--- Work required ---
Copy verbatim the span of lines beginning at the line that contains "Serialize everything readable" and ending with the final line of the data. Exclude pictures from the copy.

--- Stored data ---

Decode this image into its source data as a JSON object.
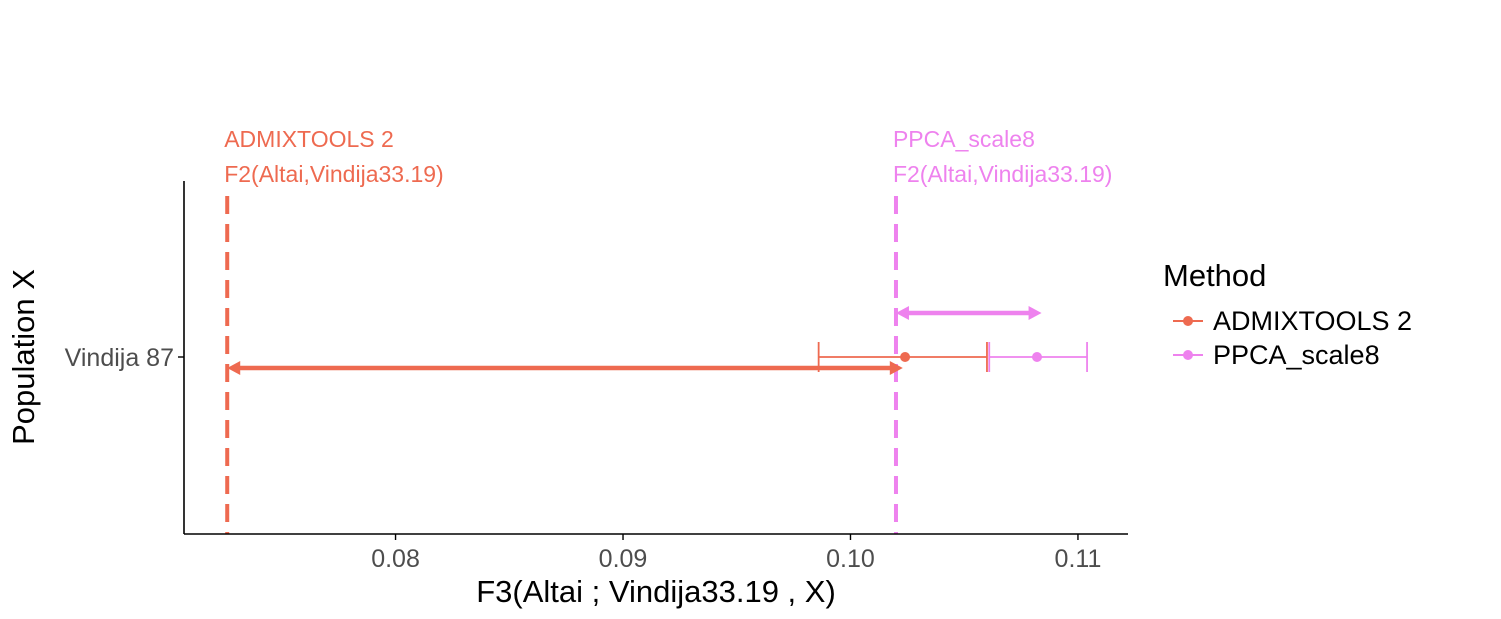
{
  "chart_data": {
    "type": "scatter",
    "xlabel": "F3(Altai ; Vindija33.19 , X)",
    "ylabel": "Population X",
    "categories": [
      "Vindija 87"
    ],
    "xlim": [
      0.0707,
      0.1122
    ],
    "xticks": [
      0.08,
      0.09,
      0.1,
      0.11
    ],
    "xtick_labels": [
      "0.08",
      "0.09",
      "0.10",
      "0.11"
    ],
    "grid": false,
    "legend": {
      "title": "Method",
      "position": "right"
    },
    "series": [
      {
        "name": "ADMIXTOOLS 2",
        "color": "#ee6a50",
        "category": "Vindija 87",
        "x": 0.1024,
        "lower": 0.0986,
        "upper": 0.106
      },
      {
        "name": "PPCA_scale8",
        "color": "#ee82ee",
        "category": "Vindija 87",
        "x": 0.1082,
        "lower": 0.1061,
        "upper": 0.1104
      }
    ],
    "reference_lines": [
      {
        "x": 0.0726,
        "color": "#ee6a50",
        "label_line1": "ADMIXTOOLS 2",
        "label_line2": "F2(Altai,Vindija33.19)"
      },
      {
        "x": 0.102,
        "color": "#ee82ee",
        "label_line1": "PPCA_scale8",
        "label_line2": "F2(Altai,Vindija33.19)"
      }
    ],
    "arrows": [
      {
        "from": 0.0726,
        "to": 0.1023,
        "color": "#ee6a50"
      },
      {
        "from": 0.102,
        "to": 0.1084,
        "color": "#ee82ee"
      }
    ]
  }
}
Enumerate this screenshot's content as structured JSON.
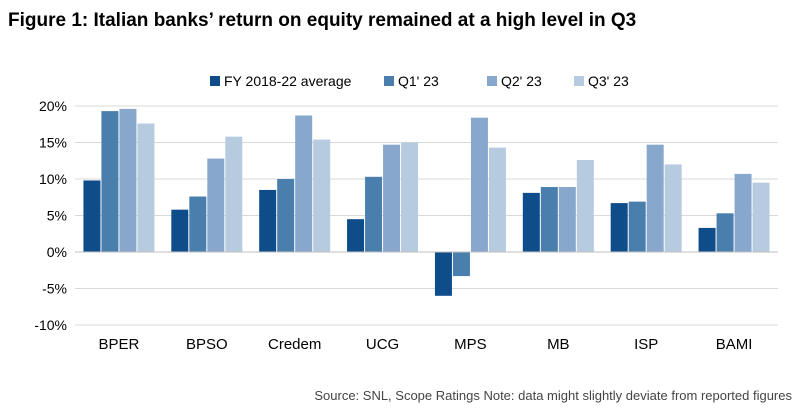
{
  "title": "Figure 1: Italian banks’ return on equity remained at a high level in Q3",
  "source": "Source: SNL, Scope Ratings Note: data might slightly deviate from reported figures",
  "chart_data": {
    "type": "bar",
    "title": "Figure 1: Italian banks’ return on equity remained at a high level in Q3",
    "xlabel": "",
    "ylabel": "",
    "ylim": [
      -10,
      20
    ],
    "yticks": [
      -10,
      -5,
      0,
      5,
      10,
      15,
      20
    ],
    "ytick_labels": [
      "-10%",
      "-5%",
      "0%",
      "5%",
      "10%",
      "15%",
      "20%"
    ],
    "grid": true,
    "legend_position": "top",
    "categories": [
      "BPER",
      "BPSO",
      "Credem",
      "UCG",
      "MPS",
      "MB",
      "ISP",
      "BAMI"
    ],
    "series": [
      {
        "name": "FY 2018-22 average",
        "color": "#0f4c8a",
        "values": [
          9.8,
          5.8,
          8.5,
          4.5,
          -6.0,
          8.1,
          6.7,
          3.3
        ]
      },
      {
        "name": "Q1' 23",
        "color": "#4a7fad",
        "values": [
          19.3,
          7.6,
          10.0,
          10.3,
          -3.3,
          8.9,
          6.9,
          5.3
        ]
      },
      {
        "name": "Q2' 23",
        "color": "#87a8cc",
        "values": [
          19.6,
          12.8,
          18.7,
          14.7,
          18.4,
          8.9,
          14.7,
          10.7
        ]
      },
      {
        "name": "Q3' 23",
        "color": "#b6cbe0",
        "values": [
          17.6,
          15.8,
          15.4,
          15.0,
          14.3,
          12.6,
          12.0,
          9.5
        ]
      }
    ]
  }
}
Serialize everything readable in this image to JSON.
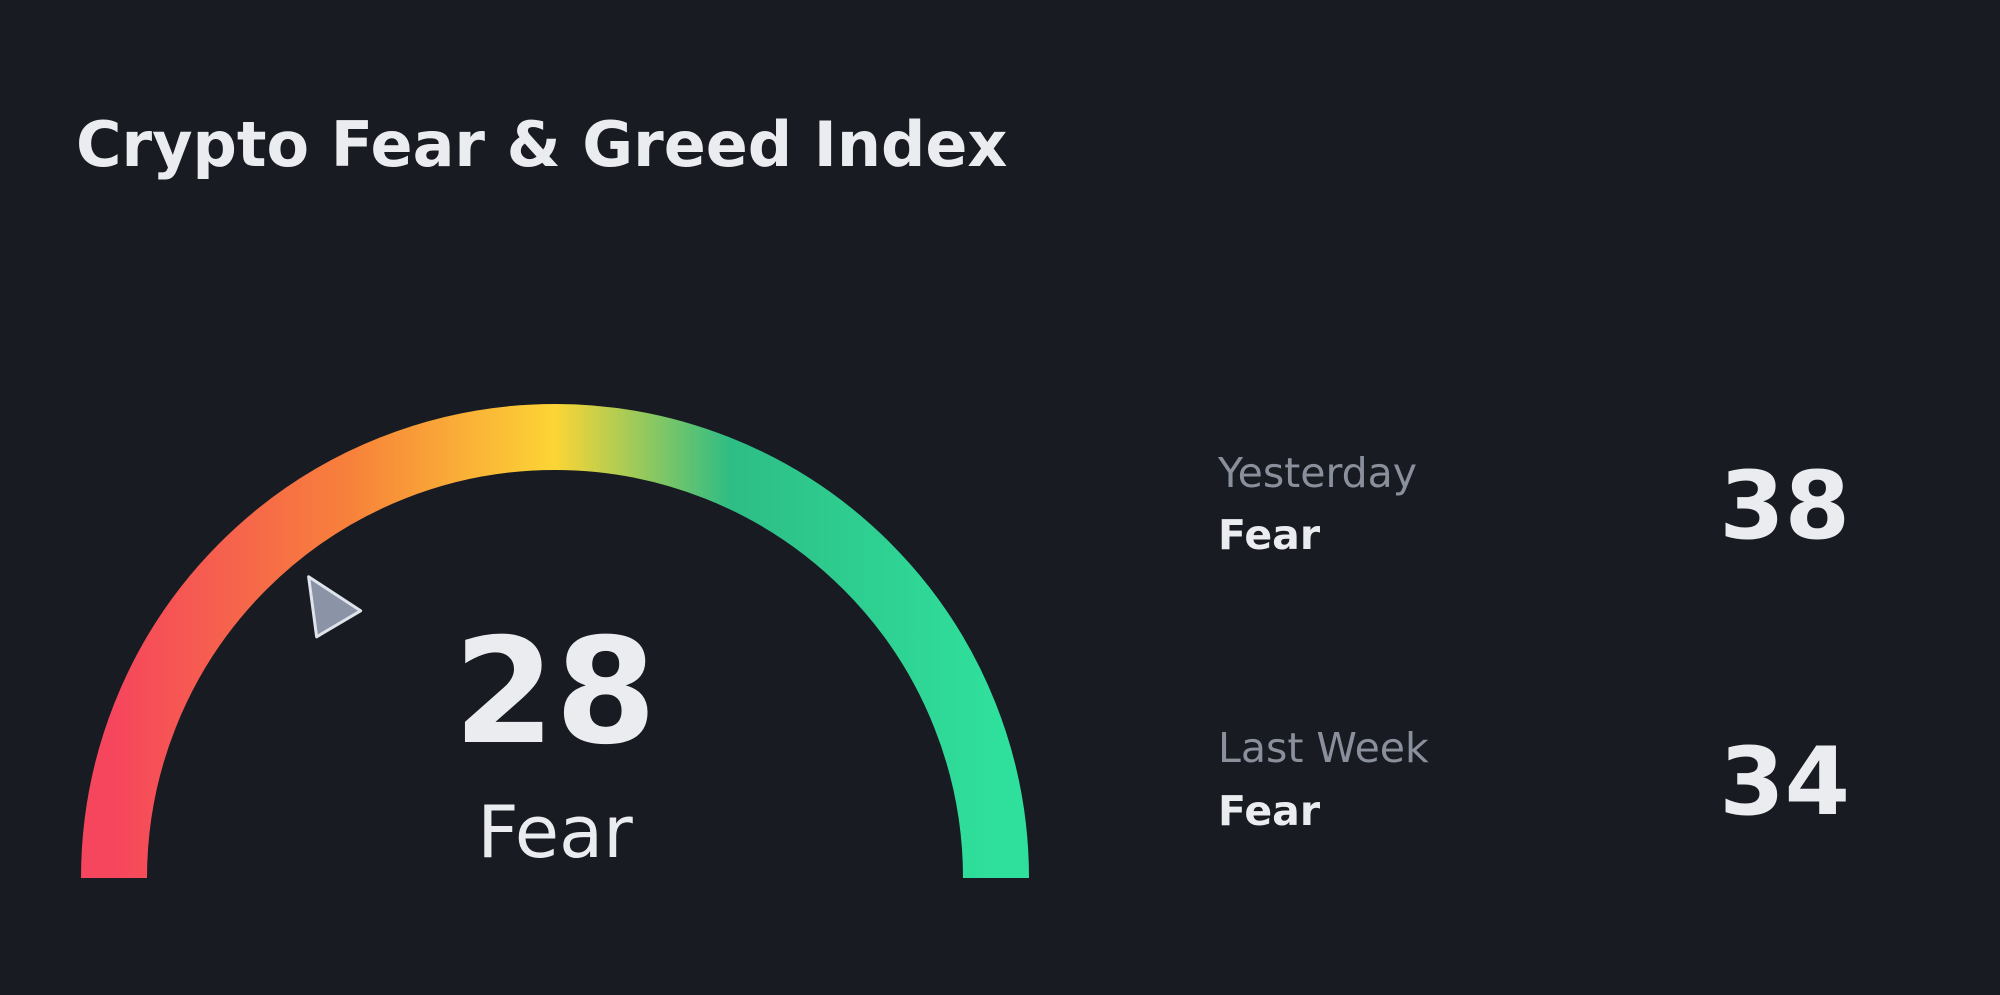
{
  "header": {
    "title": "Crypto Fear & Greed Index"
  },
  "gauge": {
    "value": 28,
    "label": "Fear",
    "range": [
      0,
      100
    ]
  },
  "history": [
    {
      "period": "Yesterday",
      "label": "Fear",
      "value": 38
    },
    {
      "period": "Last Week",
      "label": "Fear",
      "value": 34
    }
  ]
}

---

--- Expected answer ---
Serialize everything readable in this image to JSON.
{
  "header": {
    "title": "Crypto Fear & Greed Index"
  },
  "gauge": {
    "value": 28,
    "label": "Fear",
    "range": [
      0,
      100
    ]
  },
  "history": [
    {
      "period": "Yesterday",
      "label": "Fear",
      "value": 38
    },
    {
      "period": "Last Week",
      "label": "Fear",
      "value": 34
    }
  ]
}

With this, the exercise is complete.